● **INSTRUCTIONS FOR THE TASK**
Reproduce every line in the listing that contains the word "position".

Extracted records
------------
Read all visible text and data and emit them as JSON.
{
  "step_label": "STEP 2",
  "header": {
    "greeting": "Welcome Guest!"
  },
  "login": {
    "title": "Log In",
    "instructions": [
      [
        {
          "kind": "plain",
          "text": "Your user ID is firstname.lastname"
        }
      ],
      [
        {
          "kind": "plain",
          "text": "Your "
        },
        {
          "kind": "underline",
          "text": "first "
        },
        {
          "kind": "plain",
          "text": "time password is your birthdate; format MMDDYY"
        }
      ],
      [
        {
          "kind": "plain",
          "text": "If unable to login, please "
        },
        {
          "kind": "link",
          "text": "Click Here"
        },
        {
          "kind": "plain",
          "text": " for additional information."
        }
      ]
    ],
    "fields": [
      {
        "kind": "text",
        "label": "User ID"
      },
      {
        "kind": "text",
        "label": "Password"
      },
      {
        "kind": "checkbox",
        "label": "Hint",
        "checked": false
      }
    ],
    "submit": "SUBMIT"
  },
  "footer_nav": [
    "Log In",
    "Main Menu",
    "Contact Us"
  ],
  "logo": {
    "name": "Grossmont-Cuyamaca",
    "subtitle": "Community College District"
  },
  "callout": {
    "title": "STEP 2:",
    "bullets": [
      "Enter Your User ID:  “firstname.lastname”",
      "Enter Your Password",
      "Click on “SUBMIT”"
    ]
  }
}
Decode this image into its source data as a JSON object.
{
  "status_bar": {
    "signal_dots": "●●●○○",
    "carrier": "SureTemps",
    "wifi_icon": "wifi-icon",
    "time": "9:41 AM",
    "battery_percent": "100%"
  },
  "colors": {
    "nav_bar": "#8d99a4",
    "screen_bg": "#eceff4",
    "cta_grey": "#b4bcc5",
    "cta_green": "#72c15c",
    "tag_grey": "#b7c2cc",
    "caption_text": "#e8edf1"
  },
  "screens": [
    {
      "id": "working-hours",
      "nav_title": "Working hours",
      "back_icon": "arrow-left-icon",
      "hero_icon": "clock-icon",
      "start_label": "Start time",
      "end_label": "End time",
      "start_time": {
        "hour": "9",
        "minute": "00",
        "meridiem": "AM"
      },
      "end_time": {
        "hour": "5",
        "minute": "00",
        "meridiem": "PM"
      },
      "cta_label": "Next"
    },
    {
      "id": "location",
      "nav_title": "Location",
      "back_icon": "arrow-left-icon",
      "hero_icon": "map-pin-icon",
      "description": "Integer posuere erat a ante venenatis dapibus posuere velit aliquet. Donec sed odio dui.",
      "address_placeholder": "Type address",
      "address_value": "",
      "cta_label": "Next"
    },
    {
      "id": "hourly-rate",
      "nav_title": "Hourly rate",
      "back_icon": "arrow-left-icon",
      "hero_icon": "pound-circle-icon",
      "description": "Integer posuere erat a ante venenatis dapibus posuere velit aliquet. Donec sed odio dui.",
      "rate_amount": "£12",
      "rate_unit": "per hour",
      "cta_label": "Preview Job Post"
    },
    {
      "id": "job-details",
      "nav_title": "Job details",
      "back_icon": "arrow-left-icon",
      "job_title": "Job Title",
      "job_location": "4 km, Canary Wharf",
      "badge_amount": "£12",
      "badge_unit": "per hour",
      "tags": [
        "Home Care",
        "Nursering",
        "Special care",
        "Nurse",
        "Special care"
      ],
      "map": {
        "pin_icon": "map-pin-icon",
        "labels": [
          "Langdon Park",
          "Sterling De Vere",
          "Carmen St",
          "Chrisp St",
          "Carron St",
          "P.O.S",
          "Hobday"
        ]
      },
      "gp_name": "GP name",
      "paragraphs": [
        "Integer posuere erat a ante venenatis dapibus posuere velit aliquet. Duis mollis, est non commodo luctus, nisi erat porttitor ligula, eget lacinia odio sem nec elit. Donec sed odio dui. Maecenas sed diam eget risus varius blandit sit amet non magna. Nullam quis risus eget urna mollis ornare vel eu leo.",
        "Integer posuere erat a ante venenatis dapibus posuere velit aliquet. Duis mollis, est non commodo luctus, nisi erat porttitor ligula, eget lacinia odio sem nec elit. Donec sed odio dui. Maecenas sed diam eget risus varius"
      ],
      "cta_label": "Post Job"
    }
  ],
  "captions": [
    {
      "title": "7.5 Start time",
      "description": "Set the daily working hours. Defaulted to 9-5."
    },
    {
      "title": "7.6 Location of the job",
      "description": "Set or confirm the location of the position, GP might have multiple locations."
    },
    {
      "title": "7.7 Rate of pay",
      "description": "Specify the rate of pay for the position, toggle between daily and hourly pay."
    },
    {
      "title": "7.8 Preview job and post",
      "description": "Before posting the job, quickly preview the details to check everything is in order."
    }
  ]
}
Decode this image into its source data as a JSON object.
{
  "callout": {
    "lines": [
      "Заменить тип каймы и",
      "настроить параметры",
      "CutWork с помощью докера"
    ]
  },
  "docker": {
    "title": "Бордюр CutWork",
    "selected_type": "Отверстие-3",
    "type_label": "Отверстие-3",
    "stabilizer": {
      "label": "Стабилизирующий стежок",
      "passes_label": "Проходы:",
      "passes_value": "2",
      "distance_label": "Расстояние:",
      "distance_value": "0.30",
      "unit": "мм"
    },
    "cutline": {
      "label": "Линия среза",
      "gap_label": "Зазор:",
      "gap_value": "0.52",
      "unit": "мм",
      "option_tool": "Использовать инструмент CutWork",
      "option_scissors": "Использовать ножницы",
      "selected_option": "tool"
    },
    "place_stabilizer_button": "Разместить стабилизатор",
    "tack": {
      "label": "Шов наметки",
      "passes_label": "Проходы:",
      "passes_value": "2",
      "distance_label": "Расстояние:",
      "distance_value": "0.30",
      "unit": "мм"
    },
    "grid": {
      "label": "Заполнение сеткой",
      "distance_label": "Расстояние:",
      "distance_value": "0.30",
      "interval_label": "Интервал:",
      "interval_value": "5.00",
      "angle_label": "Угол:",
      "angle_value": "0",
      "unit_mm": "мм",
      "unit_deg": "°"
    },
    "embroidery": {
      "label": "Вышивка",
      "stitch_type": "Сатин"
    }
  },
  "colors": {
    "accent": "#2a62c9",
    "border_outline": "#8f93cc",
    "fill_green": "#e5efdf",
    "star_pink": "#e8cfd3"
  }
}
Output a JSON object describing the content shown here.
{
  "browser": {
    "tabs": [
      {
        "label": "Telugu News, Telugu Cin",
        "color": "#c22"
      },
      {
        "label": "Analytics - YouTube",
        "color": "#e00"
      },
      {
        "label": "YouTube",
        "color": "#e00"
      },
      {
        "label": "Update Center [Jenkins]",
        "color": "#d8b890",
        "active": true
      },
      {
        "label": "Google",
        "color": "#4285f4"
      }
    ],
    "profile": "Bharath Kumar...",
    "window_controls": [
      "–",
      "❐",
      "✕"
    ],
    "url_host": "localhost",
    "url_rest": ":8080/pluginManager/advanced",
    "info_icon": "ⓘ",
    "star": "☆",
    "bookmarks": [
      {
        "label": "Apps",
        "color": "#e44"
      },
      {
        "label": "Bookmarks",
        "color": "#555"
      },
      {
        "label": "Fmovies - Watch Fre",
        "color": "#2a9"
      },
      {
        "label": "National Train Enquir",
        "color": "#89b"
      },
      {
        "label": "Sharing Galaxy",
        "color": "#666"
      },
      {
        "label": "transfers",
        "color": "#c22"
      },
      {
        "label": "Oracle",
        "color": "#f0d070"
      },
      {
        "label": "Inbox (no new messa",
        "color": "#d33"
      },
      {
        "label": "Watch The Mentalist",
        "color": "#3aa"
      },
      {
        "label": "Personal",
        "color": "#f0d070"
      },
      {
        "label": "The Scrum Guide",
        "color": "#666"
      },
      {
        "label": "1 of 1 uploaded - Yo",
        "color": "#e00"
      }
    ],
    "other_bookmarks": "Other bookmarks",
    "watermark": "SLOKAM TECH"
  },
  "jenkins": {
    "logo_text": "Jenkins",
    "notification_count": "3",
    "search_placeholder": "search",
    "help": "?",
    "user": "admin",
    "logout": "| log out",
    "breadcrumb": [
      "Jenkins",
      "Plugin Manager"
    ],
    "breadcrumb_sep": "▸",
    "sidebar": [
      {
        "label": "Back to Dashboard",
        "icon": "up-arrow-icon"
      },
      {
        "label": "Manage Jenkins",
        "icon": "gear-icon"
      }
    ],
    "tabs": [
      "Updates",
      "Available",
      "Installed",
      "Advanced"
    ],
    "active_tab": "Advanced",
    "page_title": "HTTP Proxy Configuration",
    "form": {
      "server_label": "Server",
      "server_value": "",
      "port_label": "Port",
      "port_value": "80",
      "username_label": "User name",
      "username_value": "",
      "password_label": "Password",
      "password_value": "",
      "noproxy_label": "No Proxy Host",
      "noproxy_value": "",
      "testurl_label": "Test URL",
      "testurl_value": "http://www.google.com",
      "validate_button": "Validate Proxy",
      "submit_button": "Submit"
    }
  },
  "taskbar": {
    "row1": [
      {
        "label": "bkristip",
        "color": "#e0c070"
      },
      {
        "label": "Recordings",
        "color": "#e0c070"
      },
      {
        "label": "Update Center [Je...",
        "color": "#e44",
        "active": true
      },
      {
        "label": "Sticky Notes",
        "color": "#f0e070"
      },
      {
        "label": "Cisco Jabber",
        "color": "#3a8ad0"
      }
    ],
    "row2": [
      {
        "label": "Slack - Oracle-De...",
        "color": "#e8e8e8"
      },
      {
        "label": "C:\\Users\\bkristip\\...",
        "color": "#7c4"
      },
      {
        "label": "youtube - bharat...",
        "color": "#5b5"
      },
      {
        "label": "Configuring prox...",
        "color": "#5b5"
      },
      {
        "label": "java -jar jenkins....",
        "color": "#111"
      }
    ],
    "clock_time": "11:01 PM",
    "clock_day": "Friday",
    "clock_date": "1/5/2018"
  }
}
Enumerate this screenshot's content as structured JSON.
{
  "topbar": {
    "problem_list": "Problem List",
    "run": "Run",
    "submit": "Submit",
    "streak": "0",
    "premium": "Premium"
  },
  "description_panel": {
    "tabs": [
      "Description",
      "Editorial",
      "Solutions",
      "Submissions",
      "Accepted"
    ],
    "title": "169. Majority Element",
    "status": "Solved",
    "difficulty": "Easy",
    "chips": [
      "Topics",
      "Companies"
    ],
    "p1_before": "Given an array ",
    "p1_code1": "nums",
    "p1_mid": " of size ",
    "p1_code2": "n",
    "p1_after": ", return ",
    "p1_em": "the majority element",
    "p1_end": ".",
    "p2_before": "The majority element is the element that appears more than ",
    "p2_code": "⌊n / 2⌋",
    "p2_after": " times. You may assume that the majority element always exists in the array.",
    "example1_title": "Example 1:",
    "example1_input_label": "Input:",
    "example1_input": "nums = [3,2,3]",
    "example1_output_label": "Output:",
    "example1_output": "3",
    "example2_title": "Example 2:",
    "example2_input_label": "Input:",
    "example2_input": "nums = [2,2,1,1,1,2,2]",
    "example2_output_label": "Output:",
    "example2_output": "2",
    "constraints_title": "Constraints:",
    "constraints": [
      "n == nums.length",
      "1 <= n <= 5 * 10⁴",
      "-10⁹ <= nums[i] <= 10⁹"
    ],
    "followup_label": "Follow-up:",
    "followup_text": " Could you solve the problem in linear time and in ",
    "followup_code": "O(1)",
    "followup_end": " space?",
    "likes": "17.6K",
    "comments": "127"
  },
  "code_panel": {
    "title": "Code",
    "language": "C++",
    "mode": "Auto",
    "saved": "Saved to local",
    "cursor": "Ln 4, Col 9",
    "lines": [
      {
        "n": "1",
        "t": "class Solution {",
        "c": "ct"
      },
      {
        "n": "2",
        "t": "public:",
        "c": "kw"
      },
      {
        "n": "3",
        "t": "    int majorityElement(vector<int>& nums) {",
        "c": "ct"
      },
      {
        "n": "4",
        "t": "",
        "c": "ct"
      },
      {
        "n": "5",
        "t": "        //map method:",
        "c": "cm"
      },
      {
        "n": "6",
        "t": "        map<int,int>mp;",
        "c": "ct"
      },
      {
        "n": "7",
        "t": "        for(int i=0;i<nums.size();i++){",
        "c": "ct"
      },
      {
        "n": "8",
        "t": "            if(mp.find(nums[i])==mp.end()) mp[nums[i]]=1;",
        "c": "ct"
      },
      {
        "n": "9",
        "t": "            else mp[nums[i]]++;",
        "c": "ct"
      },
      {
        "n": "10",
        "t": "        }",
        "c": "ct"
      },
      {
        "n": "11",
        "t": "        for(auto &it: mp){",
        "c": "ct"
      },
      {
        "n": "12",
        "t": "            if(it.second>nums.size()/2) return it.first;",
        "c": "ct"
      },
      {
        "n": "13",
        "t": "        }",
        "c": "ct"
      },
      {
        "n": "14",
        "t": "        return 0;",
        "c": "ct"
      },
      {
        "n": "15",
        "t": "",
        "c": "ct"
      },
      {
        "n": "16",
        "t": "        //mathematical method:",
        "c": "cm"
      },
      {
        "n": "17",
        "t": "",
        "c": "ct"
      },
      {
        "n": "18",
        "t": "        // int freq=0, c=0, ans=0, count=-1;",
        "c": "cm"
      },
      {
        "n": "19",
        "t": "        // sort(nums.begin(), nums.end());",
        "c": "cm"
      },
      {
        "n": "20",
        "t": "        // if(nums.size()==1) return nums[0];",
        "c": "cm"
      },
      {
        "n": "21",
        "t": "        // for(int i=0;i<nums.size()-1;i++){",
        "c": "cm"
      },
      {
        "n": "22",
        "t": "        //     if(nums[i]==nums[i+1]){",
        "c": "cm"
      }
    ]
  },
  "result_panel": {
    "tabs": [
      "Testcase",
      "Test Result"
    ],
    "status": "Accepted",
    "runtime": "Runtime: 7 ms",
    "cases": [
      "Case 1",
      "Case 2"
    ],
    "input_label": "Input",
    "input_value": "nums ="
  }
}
------------
● **TASK ANSWER**
      "description": "Set or confirm the location of the position, GP might have multiple locations."
      "description": "Specify the rate of pay for the position, toggle between daily and hourly pay."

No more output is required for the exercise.